▸ **GOAL**
Copy out every line of the records where the string "Loss" occurs.

▸ **A run of records**

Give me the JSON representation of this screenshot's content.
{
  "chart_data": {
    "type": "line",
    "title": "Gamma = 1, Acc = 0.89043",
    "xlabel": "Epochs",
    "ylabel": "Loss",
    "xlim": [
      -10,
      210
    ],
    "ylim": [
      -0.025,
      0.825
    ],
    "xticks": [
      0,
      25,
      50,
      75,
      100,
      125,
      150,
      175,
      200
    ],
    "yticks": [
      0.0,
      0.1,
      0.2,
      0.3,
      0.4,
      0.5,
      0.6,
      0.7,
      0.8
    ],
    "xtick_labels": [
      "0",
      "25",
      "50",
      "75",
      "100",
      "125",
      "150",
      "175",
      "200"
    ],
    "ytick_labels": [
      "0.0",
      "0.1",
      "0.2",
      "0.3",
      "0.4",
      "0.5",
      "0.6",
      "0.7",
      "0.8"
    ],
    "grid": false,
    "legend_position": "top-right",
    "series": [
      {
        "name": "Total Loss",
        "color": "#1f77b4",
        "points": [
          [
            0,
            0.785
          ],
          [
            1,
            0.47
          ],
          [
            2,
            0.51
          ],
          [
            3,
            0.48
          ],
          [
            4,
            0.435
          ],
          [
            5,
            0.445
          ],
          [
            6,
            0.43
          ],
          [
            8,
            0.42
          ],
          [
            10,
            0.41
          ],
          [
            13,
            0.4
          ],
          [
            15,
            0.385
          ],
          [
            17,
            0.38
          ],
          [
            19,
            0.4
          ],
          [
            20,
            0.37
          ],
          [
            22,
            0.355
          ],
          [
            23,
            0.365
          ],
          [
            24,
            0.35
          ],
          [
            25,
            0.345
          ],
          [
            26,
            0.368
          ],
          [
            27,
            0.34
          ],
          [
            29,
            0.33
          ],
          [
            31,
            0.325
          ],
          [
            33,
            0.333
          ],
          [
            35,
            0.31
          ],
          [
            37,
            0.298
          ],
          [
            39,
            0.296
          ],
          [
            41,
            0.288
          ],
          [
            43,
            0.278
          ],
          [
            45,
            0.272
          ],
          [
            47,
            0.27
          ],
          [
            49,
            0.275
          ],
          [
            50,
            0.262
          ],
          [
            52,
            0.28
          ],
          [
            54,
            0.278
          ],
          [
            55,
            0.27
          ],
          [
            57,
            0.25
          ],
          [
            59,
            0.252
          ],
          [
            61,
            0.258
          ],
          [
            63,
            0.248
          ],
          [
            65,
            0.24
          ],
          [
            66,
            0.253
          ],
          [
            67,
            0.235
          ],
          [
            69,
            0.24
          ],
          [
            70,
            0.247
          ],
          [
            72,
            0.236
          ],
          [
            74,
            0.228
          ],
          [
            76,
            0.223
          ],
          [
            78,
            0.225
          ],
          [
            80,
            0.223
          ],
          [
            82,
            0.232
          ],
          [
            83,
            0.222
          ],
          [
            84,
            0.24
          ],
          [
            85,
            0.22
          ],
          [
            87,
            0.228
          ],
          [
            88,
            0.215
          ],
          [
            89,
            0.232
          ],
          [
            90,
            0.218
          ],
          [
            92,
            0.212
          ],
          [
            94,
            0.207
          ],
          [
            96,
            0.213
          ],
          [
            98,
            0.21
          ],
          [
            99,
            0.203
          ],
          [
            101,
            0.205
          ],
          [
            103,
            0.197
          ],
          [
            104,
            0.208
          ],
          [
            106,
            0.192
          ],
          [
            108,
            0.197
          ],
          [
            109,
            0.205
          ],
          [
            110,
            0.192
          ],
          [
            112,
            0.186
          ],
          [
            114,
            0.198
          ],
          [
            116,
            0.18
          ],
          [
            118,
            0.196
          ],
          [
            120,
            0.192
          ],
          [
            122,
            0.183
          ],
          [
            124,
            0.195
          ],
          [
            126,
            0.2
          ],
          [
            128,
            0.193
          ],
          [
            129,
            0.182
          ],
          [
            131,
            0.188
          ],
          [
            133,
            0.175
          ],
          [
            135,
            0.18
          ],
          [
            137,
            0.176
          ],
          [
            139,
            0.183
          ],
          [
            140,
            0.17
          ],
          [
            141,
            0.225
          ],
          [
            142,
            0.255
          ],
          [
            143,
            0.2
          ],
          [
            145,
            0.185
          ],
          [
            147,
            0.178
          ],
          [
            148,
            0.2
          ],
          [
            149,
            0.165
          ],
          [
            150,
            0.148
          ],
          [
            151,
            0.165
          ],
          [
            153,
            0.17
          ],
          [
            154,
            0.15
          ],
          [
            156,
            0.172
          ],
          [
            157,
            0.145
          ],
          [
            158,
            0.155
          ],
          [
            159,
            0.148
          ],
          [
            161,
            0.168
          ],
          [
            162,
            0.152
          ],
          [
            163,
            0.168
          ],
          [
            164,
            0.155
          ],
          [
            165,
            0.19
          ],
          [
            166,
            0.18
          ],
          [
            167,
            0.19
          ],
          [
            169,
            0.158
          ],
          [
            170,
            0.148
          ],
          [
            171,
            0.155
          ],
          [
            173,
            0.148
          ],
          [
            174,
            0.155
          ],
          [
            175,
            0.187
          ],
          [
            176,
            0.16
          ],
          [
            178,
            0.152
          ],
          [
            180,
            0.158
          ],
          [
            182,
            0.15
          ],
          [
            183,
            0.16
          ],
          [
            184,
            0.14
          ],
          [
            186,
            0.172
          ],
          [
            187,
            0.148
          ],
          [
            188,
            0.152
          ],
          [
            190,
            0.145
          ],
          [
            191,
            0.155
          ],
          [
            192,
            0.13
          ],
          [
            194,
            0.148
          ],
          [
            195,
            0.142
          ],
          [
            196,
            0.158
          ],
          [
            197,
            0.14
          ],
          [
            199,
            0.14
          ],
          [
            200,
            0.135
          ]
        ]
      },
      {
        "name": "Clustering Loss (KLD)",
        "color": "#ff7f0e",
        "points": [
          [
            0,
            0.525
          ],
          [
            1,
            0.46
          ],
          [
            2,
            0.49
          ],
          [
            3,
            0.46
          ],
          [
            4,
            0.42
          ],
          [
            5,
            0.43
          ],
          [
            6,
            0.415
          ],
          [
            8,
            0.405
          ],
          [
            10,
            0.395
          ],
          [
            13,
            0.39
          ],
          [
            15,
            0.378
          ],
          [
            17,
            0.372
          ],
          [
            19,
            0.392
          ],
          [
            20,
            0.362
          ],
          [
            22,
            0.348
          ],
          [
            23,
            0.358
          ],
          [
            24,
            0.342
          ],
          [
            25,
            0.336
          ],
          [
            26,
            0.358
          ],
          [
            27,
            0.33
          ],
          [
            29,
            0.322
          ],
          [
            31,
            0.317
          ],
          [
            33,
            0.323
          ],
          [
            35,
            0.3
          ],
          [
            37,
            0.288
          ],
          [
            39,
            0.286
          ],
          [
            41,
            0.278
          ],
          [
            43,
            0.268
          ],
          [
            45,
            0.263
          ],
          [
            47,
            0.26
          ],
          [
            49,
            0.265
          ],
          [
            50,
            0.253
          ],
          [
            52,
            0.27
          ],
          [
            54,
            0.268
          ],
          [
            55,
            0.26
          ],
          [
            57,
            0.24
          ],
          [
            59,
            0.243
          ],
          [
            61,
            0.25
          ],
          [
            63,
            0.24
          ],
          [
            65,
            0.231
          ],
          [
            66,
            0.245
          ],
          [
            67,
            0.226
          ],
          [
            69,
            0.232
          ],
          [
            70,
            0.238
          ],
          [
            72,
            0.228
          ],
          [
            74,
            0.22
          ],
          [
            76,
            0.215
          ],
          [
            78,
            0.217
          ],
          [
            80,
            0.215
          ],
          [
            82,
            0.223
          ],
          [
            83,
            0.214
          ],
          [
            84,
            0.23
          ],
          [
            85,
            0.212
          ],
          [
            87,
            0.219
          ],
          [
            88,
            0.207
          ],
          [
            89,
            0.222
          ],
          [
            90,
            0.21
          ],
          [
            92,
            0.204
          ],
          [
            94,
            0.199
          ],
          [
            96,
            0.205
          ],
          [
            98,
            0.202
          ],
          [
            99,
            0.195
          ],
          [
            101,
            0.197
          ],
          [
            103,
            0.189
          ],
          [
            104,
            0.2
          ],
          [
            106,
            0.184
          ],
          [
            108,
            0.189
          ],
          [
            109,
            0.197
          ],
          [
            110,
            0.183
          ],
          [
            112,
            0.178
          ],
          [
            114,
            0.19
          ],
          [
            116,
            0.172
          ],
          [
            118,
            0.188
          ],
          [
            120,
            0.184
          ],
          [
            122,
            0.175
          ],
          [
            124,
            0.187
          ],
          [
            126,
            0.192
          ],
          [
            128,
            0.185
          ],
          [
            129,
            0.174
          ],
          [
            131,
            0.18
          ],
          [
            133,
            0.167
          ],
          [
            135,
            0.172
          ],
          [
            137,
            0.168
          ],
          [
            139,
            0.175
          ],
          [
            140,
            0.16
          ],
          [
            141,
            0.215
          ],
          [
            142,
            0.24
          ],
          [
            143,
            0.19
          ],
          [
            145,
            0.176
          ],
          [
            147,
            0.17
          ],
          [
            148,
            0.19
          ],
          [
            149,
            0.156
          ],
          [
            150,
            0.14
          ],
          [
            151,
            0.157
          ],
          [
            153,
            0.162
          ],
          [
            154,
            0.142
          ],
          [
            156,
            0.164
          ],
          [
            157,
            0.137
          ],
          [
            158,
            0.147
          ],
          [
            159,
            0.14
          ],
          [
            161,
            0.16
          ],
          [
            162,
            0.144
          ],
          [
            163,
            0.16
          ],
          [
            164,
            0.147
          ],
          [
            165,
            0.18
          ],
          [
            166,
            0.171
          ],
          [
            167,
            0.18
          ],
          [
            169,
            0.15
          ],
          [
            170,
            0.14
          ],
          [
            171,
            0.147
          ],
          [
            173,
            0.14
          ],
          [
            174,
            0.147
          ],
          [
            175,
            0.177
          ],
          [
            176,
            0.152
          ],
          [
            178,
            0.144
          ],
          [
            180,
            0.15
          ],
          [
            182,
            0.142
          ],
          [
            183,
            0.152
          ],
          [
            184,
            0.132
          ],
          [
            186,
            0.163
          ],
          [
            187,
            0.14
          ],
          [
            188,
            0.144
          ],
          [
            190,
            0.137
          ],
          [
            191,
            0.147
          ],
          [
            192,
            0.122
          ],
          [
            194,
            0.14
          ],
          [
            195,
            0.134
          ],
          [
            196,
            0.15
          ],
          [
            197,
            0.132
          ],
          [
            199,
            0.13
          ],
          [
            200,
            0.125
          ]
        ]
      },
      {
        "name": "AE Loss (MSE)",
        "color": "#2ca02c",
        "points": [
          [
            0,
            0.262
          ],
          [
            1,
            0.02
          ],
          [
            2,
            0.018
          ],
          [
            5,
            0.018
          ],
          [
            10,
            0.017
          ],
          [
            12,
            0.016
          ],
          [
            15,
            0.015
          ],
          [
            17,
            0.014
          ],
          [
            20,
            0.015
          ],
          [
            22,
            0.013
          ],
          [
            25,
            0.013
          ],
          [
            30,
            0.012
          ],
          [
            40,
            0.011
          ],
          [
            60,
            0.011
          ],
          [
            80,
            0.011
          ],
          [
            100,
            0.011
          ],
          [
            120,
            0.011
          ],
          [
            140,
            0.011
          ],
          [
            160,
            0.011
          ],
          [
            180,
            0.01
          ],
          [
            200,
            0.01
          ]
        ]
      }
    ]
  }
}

▸ **TASK ANSWER**
    "ylabel": "Loss",
        "name": "Total Loss",
        "name": "Clustering Loss (KLD)",
        "name": "AE Loss (MSE)",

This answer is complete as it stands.